## DIRECTION
Extract each line from the entries below that has the string "JSON" in it.

** start DATA LISTING **

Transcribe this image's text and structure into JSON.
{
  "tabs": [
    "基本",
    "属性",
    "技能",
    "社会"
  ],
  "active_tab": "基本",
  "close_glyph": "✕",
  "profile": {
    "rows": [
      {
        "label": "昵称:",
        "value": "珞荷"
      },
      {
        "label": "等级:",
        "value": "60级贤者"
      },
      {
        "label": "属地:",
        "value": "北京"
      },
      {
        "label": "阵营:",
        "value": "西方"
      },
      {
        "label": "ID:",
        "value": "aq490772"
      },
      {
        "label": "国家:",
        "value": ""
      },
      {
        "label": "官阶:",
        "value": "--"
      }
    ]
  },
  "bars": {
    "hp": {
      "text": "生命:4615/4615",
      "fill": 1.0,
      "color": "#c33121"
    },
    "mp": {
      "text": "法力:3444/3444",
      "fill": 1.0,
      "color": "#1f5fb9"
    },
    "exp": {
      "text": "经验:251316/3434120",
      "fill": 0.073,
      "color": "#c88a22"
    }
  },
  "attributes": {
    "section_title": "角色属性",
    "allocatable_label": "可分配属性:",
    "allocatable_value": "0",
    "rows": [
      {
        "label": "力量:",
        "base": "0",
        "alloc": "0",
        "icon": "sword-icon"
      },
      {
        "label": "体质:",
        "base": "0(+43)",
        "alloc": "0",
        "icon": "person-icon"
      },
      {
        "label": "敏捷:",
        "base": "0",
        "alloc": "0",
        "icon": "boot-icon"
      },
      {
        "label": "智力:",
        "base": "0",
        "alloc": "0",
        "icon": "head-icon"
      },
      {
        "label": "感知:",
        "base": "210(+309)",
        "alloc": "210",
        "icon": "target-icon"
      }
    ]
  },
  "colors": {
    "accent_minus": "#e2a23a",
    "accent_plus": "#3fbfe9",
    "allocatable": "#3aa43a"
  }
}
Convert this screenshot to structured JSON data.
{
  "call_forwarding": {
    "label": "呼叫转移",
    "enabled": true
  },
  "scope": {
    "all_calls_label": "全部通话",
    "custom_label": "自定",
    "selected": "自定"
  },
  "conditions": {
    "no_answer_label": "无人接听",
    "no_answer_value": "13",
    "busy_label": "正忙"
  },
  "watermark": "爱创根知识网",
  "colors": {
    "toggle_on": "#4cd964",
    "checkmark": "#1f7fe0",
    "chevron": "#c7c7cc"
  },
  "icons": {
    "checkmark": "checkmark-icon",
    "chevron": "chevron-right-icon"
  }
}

** end DATA LISTING **

## TASK RESULT
Transcribe this image's text and structure into JSON.
Convert this screenshot to structured JSON data.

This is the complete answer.